▶ _WHAT IS REQUIRED_:
Pull out each line of the records holding the string "Russia".

[Begin]

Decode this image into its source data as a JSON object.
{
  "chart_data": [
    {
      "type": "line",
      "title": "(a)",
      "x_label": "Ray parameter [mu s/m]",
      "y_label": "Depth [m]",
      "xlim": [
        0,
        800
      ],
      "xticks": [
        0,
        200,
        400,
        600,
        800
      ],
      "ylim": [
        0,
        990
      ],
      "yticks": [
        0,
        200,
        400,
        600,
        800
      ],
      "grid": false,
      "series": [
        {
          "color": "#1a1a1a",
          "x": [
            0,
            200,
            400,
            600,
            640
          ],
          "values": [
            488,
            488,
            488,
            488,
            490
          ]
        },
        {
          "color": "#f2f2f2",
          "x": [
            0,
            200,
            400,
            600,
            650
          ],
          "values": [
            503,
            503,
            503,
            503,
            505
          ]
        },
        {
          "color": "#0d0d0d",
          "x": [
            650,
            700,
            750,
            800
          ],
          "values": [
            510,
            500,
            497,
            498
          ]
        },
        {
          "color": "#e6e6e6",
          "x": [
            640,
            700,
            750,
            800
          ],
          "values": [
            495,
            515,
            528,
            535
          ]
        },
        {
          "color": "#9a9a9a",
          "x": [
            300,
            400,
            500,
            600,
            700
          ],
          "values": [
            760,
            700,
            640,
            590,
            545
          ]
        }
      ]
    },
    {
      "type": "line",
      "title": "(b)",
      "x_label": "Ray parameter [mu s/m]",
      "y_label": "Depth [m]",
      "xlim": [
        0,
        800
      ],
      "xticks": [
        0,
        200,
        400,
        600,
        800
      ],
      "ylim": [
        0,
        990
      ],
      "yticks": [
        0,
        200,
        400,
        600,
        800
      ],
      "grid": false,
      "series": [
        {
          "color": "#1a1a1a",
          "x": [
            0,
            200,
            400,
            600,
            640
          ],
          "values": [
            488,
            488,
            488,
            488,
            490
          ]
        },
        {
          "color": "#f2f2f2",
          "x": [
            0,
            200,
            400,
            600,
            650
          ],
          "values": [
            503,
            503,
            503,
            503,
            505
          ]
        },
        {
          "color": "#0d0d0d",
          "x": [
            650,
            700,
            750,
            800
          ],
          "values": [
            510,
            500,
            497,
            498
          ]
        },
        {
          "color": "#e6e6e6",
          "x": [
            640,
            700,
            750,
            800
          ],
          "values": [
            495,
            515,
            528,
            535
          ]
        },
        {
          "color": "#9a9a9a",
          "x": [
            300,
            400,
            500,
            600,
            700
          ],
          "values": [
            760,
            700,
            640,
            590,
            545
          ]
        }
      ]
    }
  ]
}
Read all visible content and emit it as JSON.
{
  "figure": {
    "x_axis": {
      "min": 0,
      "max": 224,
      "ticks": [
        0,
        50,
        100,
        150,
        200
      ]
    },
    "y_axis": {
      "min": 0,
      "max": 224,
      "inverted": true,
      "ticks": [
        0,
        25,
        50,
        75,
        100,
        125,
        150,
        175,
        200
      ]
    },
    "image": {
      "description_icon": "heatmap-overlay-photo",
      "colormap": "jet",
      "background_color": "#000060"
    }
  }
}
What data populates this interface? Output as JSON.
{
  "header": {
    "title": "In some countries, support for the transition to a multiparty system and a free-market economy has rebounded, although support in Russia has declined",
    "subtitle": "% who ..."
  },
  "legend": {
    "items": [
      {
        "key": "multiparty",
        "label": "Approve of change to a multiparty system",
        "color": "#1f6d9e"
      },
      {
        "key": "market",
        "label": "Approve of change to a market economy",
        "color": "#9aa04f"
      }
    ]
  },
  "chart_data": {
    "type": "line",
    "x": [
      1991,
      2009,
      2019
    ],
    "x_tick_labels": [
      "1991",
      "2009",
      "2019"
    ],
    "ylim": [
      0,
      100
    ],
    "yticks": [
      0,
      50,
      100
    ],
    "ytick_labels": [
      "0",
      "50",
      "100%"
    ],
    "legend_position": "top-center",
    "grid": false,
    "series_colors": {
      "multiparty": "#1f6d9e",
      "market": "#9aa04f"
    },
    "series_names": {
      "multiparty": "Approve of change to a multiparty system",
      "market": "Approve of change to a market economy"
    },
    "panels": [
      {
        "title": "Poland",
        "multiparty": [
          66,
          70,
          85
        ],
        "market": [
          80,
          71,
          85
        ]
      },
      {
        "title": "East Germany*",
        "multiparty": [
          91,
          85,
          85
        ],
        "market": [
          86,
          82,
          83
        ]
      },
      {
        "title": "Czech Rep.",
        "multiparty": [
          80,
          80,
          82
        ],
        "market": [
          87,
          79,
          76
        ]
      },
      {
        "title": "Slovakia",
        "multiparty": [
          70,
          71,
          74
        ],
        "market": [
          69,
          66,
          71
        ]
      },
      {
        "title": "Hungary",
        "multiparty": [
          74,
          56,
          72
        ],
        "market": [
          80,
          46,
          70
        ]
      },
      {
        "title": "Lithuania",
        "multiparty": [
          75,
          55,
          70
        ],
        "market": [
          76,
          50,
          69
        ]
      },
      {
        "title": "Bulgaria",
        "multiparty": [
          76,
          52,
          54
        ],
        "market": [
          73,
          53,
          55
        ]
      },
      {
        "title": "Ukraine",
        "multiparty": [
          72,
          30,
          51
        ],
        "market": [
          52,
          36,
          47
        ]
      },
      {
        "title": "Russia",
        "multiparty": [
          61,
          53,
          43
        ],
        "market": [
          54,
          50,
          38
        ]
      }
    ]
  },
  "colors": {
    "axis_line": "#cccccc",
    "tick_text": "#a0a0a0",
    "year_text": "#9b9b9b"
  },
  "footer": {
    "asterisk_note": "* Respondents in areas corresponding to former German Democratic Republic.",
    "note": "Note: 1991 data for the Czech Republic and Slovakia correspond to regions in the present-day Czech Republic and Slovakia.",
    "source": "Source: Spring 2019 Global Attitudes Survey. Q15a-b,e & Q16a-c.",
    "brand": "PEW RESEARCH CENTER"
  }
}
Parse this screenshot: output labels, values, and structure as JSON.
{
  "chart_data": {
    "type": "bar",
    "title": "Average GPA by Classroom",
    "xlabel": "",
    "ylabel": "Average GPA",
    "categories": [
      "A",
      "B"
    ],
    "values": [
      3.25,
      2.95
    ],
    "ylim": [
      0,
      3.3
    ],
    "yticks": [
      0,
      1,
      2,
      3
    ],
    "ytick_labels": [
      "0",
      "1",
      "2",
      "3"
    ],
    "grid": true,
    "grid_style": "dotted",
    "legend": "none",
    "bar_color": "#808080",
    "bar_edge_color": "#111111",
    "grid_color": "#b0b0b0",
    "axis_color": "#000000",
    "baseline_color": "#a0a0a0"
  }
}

[End]

▶ _TASK ANSWER_:
    "title": "In some countries, support for the transition to a multiparty system and a free-market economy has rebounded, although support in Russia has declined",
        "title": "Russia",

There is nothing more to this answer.